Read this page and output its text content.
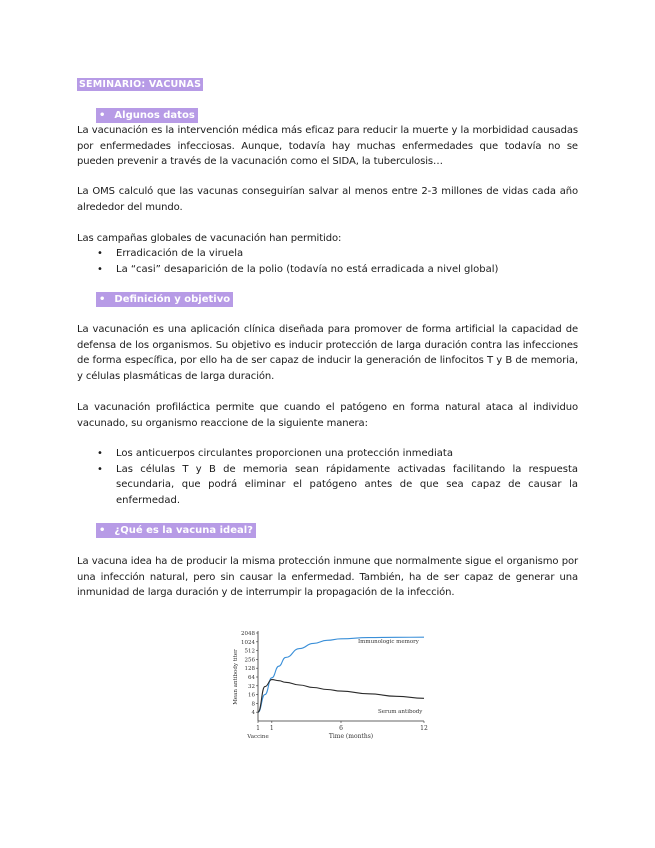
SEMINARIO: VACUNAS
• Algunos datos
La vacunación es la intervención médica más eficaz para reducir la muerte y la morbididad causadas por enfermedades infecciosas. Aunque, todavía hay muchas enfermedades que todavía no se pueden prevenir a través de la vacunación como el SIDA, la tuberculosis…
La OMS calculó que las vacunas conseguirían salvar al menos entre 2-3 millones de vidas cada año alrededor del mundo.
Las campañas globales de vacunación han permitido:
• Erradicación de la viruela
• La “casi” desaparición de la polio (todavía no está erradicada a nivel global)
• Definición y objetivo
La vacunación es una aplicación clínica diseñada para promover de forma artificial la capacidad de defensa de los organismos. Su objetivo es inducir protección de larga duración contra las infecciones de forma específica, por ello ha de ser capaz de inducir la generación de linfocitos T y B de memoria, y células plasmáticas de larga duración.
La vacunación profiláctica permite que cuando el patógeno en forma natural ataca al individuo vacunado, su organismo reaccione de la siguiente manera:
• Los anticuerpos circulantes proporcionen una protección inmediata
• Las células T y B de memoria sean rápidamente activadas facilitando la respuesta secundaria, que podrá eliminar el patógeno antes de que sea capaz de causar la enfermedad.
• ¿Qué es la vacuna ideal?
La vacuna idea ha de producir la misma protección inmune que normalmente sigue el organismo por una infección natural, pero sin causar la enfermedad. También, ha de ser capaz de generar una inmunidad de larga duración y de interrumpir la propagación de la infección.
2048
1024
512
256
128
64
32
16
8
4
1 1	6	12
Vaccine	Time (months)
Mean antibody titer
Immunologic memory
Serum antibody
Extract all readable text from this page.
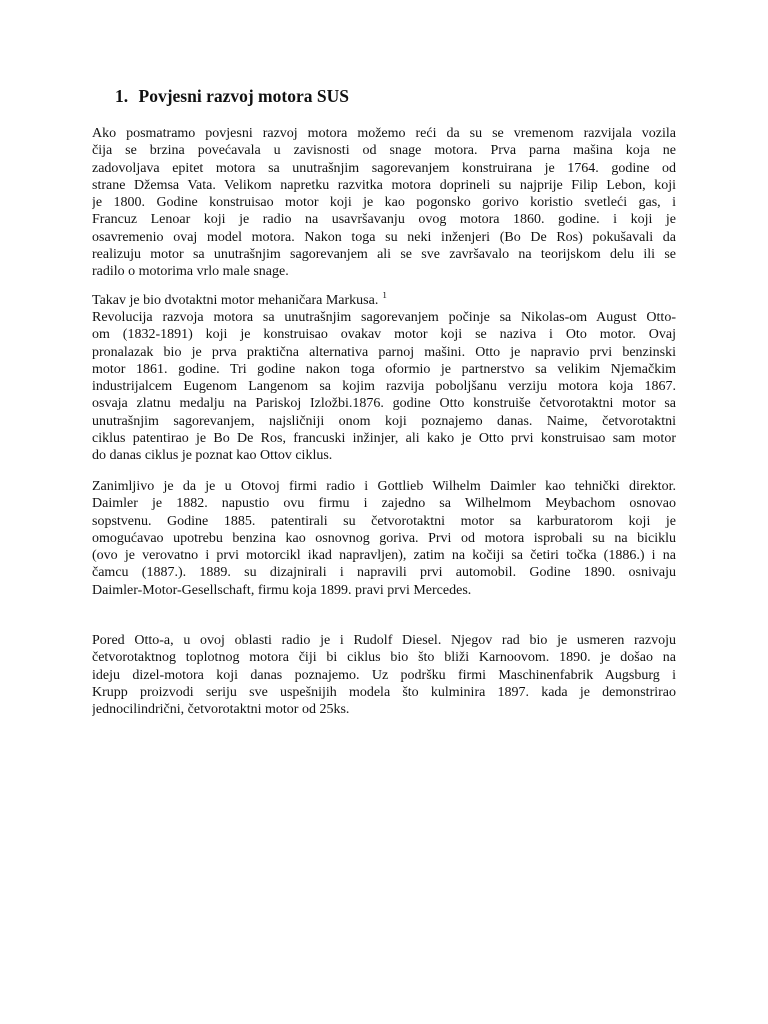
1. Povjesni razvoj motora SUS

Ako posmatramo povjesni razvoj motora možemo reći da su se vremenom razvijala vozila
čija se brzina povećavala u zavisnosti od snage motora. Prva parna mašina koja ne
zadovoljava epitet motora sa unutrašnjim sagorevanjem konstruirana je 1764. godine od
strane Džemsa Vata. Velikom napretku razvitka motora doprineli su najprije Filip Lebon, koji
je 1800. Godine konstruisao motor koji je kao pogonsko gorivo koristio svetleći gas, i
Francuz Lenoar koji je radio na usavršavanju ovog motora 1860. godine. i koji je
osavremenio ovaj model motora. Nakon toga su neki inženjeri (Bo De Ros) pokušavali da
realizuju motor sa unutrašnjim sagorevanjem ali se sve završavalo na teorijskom delu ili se
radilo o motorima vrlo male snage.

Takav je bio dvotaktni motor mehaničara Markusa. $^1$

Revolucija razvoja motora sa unutrašnjim sagorevanjem počinje sa Nikolas-om August Otto-
om (1832-1891) koji je konstruisao ovakav motor koji se naziva i Oto motor. Ovaj
pronalazak bio je prva praktična alternativa parnoj mašini. Otto je napravio prvi benzinski
motor 1861. godine. Tri godine nakon toga oformio je partnerstvo sa velikim Njemačkim
industrijalcem Eugenom Langenom sa kojim razvija poboljšanu verziju motora koja 1867.
osvaja zlatnu medalju na Pariskoj Izložbi.1876. godine Otto konstruiše četvorotaktni motor sa
unutrašnjim sagorevanjem, najsličniji onom koji poznajemo danas. Naime, četvorotaktni
ciklus patentirao je Bo De Ros, francuski inžinjer, ali kako je Otto prvi konstruisao sam motor
do danas ciklus je poznat kao Ottov ciklus.

Zanimljivo je da je u Otovoj firmi radio i Gottlieb Wilhelm Daimler kao tehnički direktor.
Daimler je 1882. napustio ovu firmu i zajedno sa Wilhelmom Meybachom osnovao
sopstvenu. Godine 1885. patentirali su četvorotaktni motor sa karburatorom koji je
omogućavao upotrebu benzina kao osnovnog goriva. Prvi od motora isprobali su na biciklu
(ovo je verovatno i prvi motorcikl ikad napravljen), zatim na kočiji sa četiri točka (1886.) i na
čamcu (1887.). 1889. su dizajnirali i napravili prvi automobil. Godine 1890. osnivaju
Daimler-Motor-Gesellschaft, firmu koja 1899. pravi prvi Mercedes.

Pored Otto-a, u ovoj oblasti radio je i Rudolf Diesel. Njegov rad bio je usmeren razvoju
četvorotaktnog toplotnog motora čiji bi ciklus bio što bliži Karnoovom. 1890. je došao na
ideju dizel-motora koji danas poznajemo. Uz podršku firmi Maschinenfabrik Augsburg i
Krupp proizvodi seriju sve uspešnijih modela što kulminira 1897. kada je demonstrirao
jednocilindrični, četvorotaktni motor od 25ks.
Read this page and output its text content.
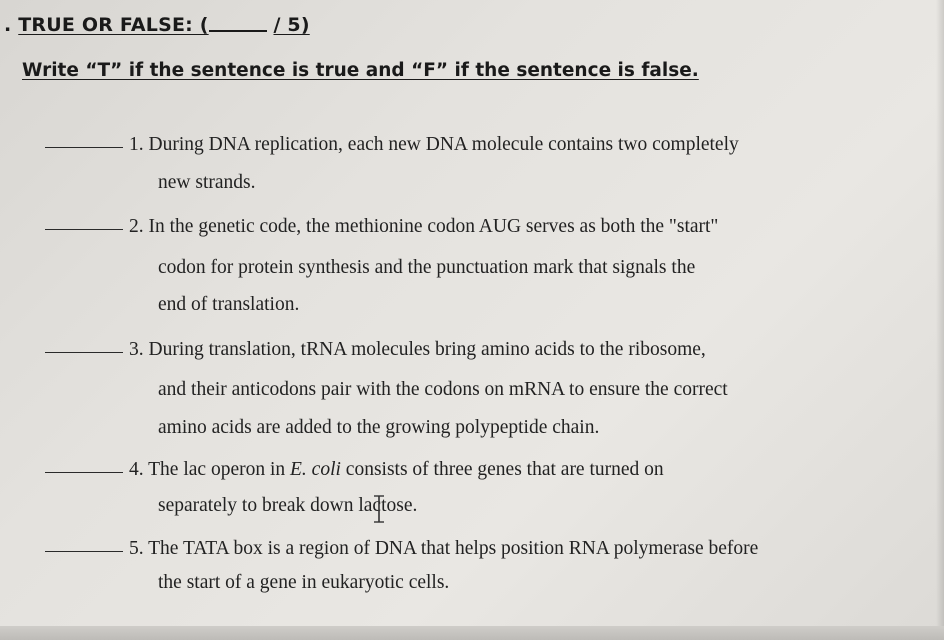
. TRUE OR FALSE: (	/ 5)
Write “T” if the sentence is true and “F” if the sentence is false.
1. During DNA replication, each new DNA molecule contains two completely
new strands.
2. In the genetic code, the methionine codon AUG serves as both the "start"
codon for protein synthesis and the punctuation mark that signals the
end of translation.
3. During translation, tRNA molecules bring amino acids to the ribosome,
and their anticodons pair with the codons on mRNA to ensure the correct
amino acids are added to the growing polypeptide chain.
4. The lac operon in E. coli consists of three genes that are turned on
separately to break down lactose.
5. The TATA box is a region of DNA that helps position RNA polymerase before
the start of a gene in eukaryotic cells.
───
▶ **WHAT NEEDS TO BE DONE**: Find how many lines in the entries above have the string "amino" and report only that number.

▶ **FINISHED TASK**: 2